GOAL OF THE EXERCISE>
Every line below should be copied exactly; drop the pictures.

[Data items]
++++++++++
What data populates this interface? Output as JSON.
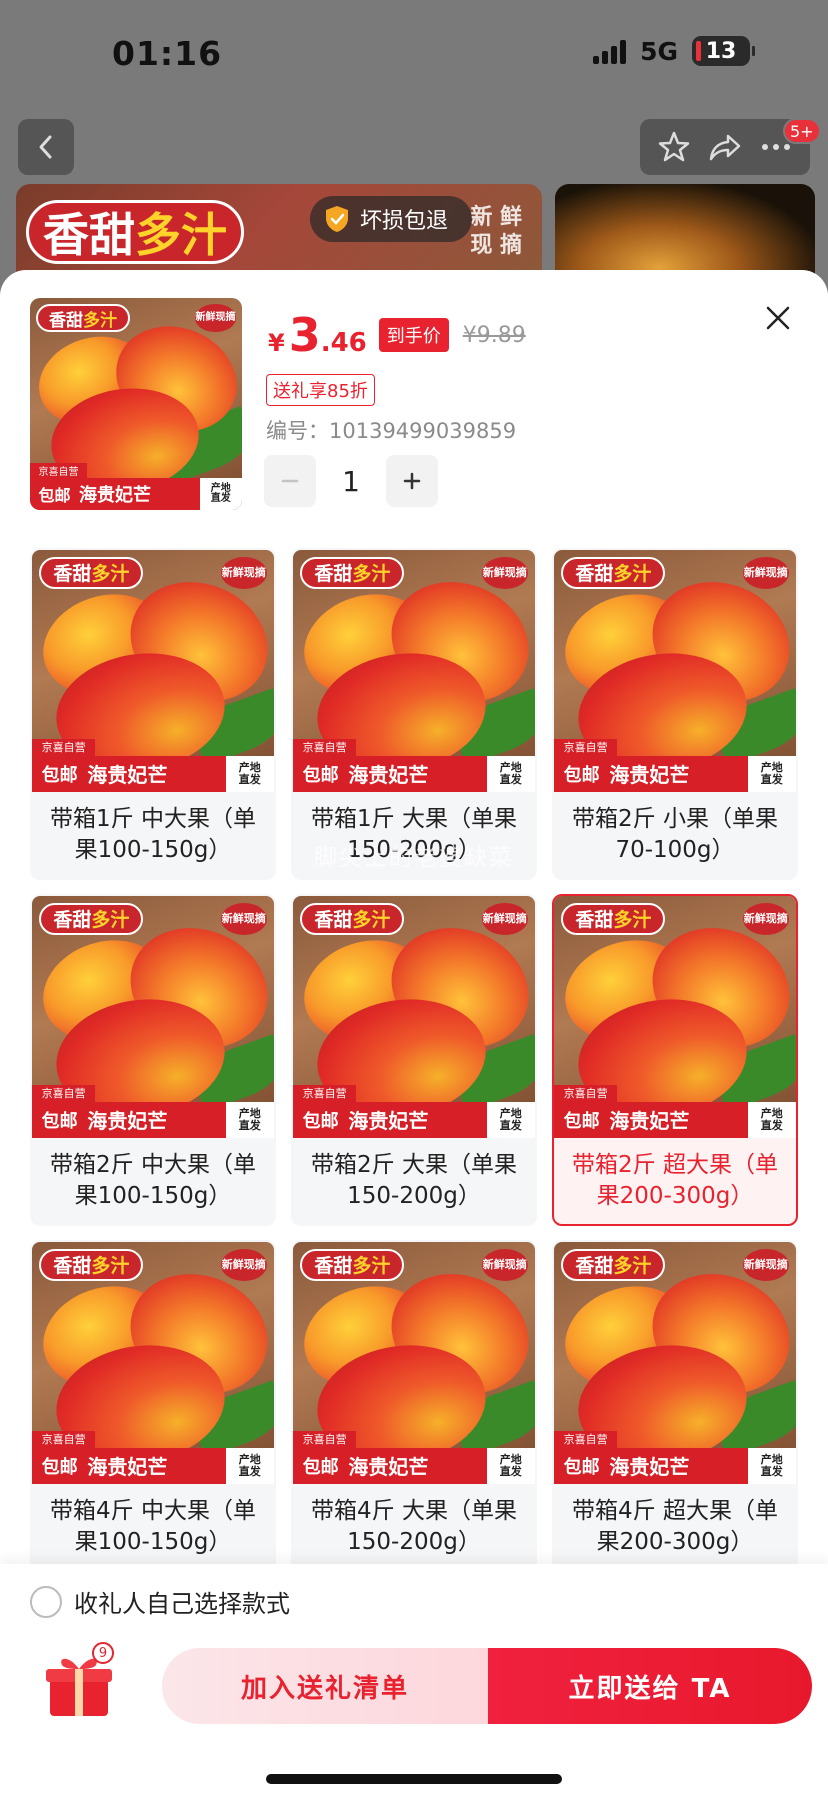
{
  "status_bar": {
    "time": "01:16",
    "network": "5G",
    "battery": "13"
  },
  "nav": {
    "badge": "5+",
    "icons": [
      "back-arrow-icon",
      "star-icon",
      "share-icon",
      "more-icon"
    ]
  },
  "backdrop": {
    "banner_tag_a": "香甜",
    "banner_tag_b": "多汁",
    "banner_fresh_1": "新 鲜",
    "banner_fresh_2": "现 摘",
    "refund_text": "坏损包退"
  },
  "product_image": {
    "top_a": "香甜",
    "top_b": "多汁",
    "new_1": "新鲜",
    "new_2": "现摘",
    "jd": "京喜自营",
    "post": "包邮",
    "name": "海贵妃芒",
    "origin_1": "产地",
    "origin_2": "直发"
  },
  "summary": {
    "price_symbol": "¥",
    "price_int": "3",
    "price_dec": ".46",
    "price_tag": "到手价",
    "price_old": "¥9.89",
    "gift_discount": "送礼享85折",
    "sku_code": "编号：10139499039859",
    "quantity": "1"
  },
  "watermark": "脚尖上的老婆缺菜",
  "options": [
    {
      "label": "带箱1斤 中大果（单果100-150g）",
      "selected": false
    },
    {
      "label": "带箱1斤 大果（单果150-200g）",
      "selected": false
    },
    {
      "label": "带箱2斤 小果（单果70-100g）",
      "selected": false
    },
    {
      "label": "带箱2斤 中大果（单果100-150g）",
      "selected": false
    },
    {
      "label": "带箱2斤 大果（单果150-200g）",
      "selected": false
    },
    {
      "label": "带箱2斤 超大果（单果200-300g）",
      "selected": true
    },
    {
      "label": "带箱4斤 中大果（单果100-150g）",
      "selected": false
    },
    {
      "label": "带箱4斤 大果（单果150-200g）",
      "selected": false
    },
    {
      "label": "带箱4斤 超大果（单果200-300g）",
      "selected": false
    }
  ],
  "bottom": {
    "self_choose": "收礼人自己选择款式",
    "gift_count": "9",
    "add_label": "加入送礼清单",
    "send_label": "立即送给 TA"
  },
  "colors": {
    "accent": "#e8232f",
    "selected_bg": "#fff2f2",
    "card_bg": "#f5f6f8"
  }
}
++++++++++
FINAL ANSWER>
What data populates this interface? Output as JSON.
{
  "status_bar": {
    "time": "01:16",
    "network": "5G",
    "battery": "13"
  },
  "nav": {
    "badge": "5+",
    "icons": [
      "back-arrow-icon",
      "star-icon",
      "share-icon",
      "more-icon"
    ]
  },
  "backdrop": {
    "banner_tag_a": "香甜",
    "banner_tag_b": "多汁",
    "banner_fresh_1": "新 鲜",
    "banner_fresh_2": "现 摘",
    "refund_text": "坏损包退"
  },
  "product_image": {
    "top_a": "香甜",
    "top_b": "多汁",
    "new_1": "新鲜",
    "new_2": "现摘",
    "jd": "京喜自营",
    "post": "包邮",
    "name": "海贵妃芒",
    "origin_1": "产地",
    "origin_2": "直发"
  },
  "summary": {
    "price_symbol": "¥",
    "price_int": "3",
    "price_dec": ".46",
    "price_tag": "到手价",
    "price_old": "¥9.89",
    "gift_discount": "送礼享85折",
    "sku_code": "编号：10139499039859",
    "quantity": "1"
  },
  "watermark": "脚尖上的老婆缺菜",
  "options": [
    {
      "label": "带箱1斤 中大果（单果100-150g）",
      "selected": false
    },
    {
      "label": "带箱1斤 大果（单果150-200g）",
      "selected": false
    },
    {
      "label": "带箱2斤 小果（单果70-100g）",
      "selected": false
    },
    {
      "label": "带箱2斤 中大果（单果100-150g）",
      "selected": false
    },
    {
      "label": "带箱2斤 大果（单果150-200g）",
      "selected": false
    },
    {
      "label": "带箱2斤 超大果（单果200-300g）",
      "selected": true
    },
    {
      "label": "带箱4斤 中大果（单果100-150g）",
      "selected": false
    },
    {
      "label": "带箱4斤 大果（单果150-200g）",
      "selected": false
    },
    {
      "label": "带箱4斤 超大果（单果200-300g）",
      "selected": false
    }
  ],
  "bottom": {
    "self_choose": "收礼人自己选择款式",
    "gift_count": "9",
    "add_label": "加入送礼清单",
    "send_label": "立即送给 TA"
  },
  "colors": {
    "accent": "#e8232f",
    "selected_bg": "#fff2f2",
    "card_bg": "#f5f6f8"
  }
}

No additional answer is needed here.